→ **Your goal**:
Look through the material below. Copy every line with the string "CURSUSSEN" in it.

→ **Rows**:
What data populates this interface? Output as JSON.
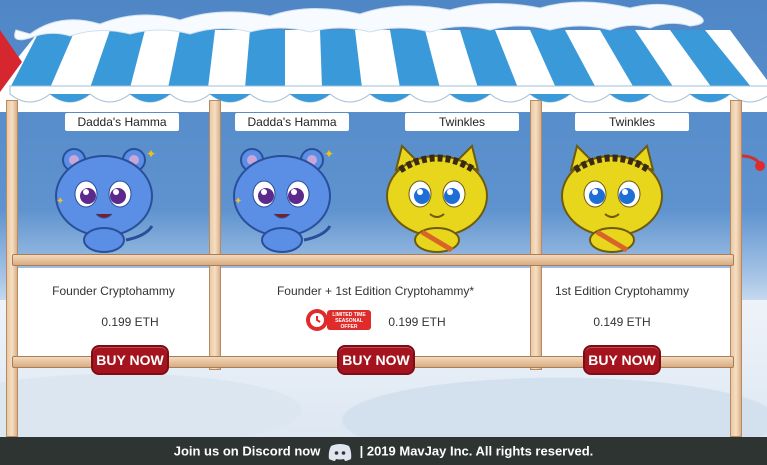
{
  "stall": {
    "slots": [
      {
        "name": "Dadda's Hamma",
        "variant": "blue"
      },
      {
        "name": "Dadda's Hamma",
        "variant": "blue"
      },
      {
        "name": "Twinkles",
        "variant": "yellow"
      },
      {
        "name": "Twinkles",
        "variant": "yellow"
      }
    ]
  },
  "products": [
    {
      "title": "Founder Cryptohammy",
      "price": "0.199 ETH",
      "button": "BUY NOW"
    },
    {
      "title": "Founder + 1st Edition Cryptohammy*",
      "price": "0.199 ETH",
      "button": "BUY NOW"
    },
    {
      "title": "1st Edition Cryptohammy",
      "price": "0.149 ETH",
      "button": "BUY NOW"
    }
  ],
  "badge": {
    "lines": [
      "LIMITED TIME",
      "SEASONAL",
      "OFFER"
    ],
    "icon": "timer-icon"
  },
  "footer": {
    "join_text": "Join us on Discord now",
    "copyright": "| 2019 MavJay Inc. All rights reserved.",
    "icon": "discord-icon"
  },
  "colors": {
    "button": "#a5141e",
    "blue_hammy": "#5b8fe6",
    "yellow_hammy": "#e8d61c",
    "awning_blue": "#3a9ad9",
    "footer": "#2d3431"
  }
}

* * *

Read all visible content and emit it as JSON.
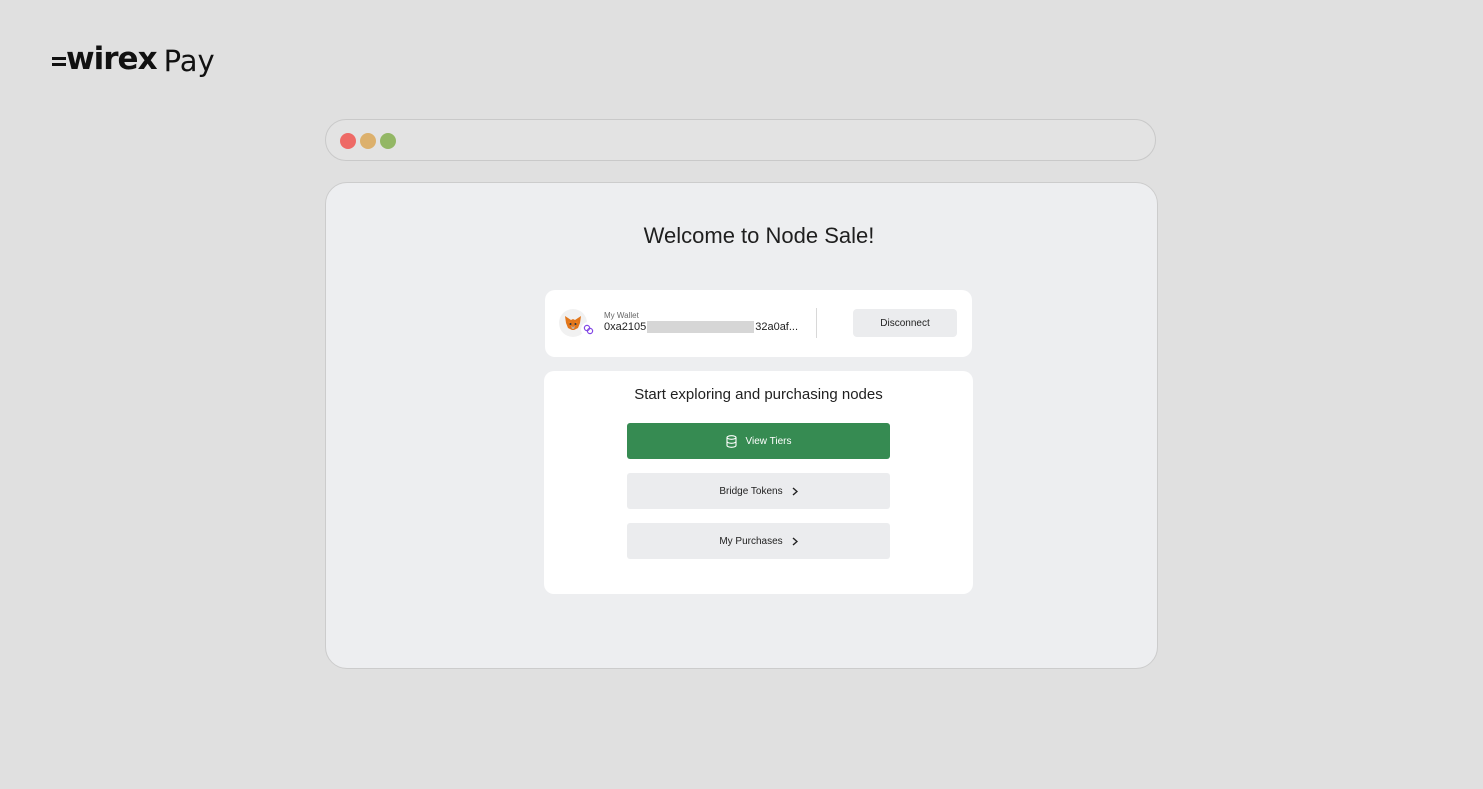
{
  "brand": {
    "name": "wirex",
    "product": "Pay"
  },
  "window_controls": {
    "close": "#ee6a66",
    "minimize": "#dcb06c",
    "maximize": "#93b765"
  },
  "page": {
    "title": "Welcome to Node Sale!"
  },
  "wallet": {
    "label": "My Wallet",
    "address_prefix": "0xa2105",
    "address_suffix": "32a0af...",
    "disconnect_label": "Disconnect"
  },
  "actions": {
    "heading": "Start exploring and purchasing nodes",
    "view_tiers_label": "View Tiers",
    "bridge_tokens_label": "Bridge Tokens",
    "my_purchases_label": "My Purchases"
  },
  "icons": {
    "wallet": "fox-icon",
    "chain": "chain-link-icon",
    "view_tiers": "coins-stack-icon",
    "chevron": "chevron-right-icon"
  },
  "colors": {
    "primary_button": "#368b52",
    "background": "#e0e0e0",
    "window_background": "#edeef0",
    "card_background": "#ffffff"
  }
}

...

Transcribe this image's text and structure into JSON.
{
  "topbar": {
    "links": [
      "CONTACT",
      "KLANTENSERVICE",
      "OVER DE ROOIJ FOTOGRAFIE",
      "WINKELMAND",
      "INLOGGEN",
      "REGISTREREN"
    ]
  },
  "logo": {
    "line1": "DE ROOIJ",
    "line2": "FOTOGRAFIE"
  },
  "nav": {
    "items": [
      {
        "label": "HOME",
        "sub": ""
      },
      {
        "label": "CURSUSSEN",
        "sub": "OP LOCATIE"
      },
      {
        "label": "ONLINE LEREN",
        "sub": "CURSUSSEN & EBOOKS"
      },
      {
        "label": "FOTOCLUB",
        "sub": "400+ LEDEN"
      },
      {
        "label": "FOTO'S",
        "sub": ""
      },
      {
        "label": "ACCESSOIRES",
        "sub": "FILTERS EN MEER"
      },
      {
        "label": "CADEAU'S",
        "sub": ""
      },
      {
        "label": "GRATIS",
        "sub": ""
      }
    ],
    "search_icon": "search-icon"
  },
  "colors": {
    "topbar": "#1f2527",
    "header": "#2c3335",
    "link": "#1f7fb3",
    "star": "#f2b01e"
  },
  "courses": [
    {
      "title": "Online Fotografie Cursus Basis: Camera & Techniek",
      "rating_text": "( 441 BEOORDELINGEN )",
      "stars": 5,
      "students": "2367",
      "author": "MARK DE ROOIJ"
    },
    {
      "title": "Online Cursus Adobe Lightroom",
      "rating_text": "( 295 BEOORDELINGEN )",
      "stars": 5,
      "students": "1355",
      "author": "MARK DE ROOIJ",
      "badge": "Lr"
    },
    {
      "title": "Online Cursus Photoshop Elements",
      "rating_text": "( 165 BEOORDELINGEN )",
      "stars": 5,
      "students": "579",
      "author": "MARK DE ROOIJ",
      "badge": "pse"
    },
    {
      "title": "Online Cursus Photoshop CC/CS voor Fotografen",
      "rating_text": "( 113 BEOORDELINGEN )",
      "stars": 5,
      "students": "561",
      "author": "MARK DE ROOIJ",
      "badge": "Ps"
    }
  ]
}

→ **Solution**:
        "label": "CURSUSSEN",
        "sub": "CURSUSSEN & EBOOKS"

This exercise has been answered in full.